** begin RECORDS SUPPLIED **

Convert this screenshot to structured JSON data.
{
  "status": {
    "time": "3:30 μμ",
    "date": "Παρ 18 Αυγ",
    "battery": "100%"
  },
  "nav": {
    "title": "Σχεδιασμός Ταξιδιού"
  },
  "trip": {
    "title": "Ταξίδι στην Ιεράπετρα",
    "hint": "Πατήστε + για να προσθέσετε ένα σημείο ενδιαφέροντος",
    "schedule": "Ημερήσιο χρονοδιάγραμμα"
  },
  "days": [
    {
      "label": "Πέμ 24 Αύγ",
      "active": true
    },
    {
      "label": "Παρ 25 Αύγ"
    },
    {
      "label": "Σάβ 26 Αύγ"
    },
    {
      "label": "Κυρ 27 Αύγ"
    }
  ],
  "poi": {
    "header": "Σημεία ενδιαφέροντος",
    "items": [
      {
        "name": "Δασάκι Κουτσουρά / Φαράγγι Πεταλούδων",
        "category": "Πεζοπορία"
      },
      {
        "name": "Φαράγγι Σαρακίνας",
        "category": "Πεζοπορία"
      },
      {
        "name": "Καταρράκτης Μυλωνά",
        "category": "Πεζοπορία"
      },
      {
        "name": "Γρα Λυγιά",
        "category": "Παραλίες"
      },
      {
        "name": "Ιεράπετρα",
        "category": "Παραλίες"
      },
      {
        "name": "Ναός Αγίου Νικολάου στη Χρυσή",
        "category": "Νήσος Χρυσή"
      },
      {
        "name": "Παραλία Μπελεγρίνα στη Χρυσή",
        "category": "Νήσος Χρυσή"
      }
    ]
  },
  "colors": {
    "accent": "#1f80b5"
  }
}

** end RECORDS SUPPLIED **

All of the data shown above must be copied exactly.

Convert this screenshot to structured JSON data.
{
  "status": {
    "time": "3:30 μμ",
    "date": "Παρ 18 Αυγ",
    "battery": "100%"
  },
  "nav": {
    "title": "Σχεδιασμός Ταξιδιού"
  },
  "trip": {
    "title": "Ταξίδι στην Ιεράπετρα",
    "hint": "Πατήστε + για να προσθέσετε ένα σημείο ενδιαφέροντος",
    "schedule": "Ημερήσιο χρονοδιάγραμμα"
  },
  "days": [
    {
      "label": "Πέμ 24 Αύγ",
      "active": true
    },
    {
      "label": "Παρ 25 Αύγ"
    },
    {
      "label": "Σάβ 26 Αύγ"
    },
    {
      "label": "Κυρ 27 Αύγ"
    }
  ],
  "poi": {
    "header": "Σημεία ενδιαφέροντος",
    "items": [
      {
        "name": "Δασάκι Κουτσουρά / Φαράγγι Πεταλούδων",
        "category": "Πεζοπορία"
      },
      {
        "name": "Φαράγγι Σαρακίνας",
        "category": "Πεζοπορία"
      },
      {
        "name": "Καταρράκτης Μυλωνά",
        "category": "Πεζοπορία"
      },
      {
        "name": "Γρα Λυγιά",
        "category": "Παραλίες"
      },
      {
        "name": "Ιεράπετρα",
        "category": "Παραλίες"
      },
      {
        "name": "Ναός Αγίου Νικολάου στη Χρυσή",
        "category": "Νήσος Χρυσή"
      },
      {
        "name": "Παραλία Μπελεγρίνα στη Χρυσή",
        "category": "Νήσος Χρυσή"
      }
    ]
  },
  "colors": {
    "accent": "#1f80b5"
  }
}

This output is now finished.